Text segment:

---+---

Fond but Painful Memories
Last year we met at our parent’s house for the family get together to enjoy the Christmas celebrations. As I watched a rerun of past hockey goals on the TV, I felt the urge to chew on something and I found myself wandering off to the kitchen for a fruit. I reached for an apple in the fruit basket and was about to plunge my teeth into it when I remembered some of the most basic hygiene lessons I was taught in this house as a young kid.
I quickly dashed to the sink and after cleaning the fruit I strolled back onto the sofa to eat the fruit. As I took my first bite, I appreciated the hygiene principles instilled into me as a young boy by my deceased sister, Chloe when we were growing up. Chloe was our first born in a family of five kids and being the last born, she really went into great pains to ensure than I grew up in the ‘right way’. Sadly, Chloe was snatched from us at the prime of her youth by a cruel disease, ovarian cancer.
The family caretaker
Chloe was the role model sister, and I use these words without flinching. It may seem a trivial thing that memories of my older sister are triggered by basic hygiene lessons; however, Chloe taught me and the rest of the family a lot about taking care of our health. In fact, due to her overemphasis on personal hygiene, my fellow siblings and I had nicknamed her the family doctor. It is overly ironical that the doctor preceded everyone else on the journey to the next world.

---+---

Records provided:
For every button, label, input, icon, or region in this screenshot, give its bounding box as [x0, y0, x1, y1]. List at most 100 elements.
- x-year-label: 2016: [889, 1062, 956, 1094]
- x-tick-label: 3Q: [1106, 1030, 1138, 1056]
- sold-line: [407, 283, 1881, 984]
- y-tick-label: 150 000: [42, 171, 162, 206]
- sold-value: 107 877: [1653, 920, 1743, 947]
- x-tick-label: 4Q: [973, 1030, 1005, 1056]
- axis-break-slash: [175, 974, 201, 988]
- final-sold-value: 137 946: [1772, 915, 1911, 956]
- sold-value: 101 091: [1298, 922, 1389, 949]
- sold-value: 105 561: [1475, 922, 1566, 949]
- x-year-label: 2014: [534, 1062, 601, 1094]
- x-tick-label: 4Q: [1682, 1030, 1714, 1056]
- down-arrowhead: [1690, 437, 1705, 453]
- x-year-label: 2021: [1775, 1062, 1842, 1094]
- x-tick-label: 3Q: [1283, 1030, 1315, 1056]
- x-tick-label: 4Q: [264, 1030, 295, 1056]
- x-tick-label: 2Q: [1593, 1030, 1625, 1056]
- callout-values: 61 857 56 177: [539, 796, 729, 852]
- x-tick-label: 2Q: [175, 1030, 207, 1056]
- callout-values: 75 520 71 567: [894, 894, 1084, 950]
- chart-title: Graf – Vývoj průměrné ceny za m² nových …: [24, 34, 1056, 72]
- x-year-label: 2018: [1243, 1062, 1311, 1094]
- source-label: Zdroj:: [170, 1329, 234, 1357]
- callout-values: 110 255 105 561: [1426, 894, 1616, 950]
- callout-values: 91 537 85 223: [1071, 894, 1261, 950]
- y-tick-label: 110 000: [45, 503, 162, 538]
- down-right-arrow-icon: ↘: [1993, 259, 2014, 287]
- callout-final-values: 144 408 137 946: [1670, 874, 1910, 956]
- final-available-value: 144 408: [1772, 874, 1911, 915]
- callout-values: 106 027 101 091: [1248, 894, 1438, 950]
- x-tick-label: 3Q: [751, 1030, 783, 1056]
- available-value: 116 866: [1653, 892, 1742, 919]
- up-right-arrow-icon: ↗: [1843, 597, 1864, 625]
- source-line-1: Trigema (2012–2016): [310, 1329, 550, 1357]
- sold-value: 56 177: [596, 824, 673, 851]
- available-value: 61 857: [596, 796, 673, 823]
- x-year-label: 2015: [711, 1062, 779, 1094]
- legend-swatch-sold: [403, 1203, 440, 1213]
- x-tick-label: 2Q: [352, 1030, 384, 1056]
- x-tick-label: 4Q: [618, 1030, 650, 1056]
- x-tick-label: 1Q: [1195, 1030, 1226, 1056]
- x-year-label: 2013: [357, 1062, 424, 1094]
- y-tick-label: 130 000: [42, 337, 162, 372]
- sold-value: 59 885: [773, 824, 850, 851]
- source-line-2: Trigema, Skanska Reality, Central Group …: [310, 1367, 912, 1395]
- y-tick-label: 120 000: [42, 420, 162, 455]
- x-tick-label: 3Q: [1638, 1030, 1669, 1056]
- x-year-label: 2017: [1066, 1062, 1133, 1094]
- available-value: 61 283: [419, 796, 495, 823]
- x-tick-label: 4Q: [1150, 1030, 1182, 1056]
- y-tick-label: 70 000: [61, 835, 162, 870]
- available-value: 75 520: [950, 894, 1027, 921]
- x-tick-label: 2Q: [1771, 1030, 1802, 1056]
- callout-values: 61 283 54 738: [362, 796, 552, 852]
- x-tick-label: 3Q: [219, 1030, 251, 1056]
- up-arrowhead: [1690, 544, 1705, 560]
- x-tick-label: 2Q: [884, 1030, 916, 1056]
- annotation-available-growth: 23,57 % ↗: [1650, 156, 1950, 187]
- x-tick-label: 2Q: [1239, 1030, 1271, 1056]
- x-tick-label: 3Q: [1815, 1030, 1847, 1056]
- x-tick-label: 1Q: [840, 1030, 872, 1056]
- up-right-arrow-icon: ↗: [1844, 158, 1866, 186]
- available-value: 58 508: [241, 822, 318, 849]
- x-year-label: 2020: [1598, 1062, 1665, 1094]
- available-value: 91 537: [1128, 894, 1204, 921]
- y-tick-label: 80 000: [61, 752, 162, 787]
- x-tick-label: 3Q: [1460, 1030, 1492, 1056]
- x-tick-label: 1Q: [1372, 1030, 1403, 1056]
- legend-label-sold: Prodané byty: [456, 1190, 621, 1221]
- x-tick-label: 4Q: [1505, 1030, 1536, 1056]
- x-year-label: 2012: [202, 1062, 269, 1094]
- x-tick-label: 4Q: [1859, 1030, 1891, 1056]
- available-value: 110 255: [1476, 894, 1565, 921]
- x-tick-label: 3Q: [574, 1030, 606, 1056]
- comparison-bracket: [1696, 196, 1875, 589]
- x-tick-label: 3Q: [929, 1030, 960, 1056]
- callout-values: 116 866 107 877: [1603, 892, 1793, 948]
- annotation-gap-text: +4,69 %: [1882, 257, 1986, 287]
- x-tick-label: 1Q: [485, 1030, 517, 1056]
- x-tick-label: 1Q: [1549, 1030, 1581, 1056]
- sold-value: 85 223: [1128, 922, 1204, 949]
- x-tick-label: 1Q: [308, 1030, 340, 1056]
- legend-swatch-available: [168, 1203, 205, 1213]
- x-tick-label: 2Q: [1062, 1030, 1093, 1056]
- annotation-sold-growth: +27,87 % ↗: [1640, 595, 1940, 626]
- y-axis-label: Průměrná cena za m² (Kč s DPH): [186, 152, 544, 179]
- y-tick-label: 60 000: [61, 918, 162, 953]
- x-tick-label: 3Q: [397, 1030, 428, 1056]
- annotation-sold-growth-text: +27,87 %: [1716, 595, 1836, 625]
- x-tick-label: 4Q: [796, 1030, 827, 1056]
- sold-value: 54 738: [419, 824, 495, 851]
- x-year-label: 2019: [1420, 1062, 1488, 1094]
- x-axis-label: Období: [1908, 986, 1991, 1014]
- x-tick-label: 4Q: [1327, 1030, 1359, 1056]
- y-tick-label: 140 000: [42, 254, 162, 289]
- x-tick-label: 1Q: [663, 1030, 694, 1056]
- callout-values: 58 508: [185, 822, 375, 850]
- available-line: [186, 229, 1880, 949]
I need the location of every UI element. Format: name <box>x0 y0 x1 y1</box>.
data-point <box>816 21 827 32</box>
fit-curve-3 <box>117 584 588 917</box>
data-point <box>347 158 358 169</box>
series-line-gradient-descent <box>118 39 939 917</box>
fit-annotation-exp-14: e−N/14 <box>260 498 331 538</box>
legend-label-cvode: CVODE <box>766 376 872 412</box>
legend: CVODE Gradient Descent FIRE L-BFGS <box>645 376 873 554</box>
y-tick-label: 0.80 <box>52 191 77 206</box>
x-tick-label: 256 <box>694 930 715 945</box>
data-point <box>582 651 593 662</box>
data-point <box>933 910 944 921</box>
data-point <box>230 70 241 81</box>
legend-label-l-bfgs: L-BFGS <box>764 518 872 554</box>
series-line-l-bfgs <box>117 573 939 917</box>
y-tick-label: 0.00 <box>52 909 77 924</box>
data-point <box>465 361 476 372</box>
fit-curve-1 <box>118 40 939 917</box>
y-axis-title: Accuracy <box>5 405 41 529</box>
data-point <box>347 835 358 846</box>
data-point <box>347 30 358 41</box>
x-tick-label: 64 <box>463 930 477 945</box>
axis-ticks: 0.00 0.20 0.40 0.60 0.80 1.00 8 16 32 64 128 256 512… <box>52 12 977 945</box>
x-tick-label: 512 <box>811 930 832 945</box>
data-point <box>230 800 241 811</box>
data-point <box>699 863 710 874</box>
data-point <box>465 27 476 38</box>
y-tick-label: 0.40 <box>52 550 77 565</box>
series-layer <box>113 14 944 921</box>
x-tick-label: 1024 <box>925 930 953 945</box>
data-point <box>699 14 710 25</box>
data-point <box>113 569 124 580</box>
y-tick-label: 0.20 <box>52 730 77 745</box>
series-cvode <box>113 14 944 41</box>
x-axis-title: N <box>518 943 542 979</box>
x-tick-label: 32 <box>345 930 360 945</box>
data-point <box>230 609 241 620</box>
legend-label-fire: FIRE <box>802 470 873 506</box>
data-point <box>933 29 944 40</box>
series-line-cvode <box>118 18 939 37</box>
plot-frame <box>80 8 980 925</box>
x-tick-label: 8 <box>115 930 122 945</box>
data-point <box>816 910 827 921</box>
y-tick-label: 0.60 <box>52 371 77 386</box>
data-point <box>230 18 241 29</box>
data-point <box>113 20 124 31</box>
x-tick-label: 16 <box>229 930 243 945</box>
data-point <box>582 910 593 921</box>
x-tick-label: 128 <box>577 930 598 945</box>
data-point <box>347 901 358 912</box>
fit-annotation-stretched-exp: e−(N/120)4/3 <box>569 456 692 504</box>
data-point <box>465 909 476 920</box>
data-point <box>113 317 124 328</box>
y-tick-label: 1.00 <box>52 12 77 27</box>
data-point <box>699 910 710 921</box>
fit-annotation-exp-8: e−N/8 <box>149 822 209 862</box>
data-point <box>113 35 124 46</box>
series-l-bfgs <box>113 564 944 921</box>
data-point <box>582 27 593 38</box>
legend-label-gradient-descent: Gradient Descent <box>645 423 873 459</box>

---+---

The task: In the text about Chloe above, condense the paragraph beginning "Chloe was the role model sister" into a few short bullet points that keep its main facts.

Solution below:
- Chloe was the model older sister.
- The narrator's memories of her come back through basic hygiene lessons, because she taught the whole family a lot about caring for their health.
- Her strong focus on personal hygiene led her siblings to nickname her the family doctor.
- Ironically, this "doctor" was the first of them to die.